▶ What to work on
Search the records for the word "стихотворении" and pick out every line that has it.

▶ Raw records
-- Begin --
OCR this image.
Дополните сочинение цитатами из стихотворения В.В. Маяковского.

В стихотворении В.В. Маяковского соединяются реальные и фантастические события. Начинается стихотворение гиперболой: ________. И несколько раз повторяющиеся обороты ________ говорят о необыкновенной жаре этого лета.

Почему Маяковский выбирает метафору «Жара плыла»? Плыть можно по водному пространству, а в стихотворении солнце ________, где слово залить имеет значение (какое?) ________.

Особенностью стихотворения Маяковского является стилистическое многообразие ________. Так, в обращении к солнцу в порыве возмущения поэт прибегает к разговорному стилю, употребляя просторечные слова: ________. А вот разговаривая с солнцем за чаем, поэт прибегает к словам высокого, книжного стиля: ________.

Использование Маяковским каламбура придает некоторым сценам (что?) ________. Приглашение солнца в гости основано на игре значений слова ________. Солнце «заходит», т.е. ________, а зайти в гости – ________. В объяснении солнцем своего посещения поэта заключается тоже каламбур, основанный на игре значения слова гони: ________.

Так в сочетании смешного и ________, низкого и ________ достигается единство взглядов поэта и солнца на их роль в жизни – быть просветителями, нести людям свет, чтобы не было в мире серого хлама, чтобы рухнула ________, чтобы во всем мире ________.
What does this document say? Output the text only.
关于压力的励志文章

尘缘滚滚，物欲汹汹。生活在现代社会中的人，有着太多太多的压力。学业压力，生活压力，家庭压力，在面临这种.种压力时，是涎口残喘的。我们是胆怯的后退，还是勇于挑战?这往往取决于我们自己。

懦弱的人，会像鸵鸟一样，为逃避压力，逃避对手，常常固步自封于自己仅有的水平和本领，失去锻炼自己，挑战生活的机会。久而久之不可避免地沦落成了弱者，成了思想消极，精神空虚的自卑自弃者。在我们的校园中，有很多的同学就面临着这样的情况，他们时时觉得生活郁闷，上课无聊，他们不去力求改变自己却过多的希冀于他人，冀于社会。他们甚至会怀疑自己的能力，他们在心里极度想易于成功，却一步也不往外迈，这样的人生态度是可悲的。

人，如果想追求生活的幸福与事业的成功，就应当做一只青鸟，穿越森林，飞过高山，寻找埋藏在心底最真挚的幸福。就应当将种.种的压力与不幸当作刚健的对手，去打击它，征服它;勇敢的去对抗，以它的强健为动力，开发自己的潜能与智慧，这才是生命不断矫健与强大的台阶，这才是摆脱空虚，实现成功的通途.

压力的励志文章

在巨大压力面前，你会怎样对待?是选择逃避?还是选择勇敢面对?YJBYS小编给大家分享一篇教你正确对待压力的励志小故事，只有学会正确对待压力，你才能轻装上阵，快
-- End --
▶ Output of the task
В стихотворении В.В. Маяковского соединяются реальные и фантастические события. Начинается стихотворение гиперболой: ________. И несколько раз повторяющиеся обороты ________ говорят о необыкновенной жаре этого лета.
Почему Маяковский выбирает метафору «Жара плыла»? Плыть можно по водному пространству, а в стихотворении солнце ________, где слово залить имеет значение (какое?) ________.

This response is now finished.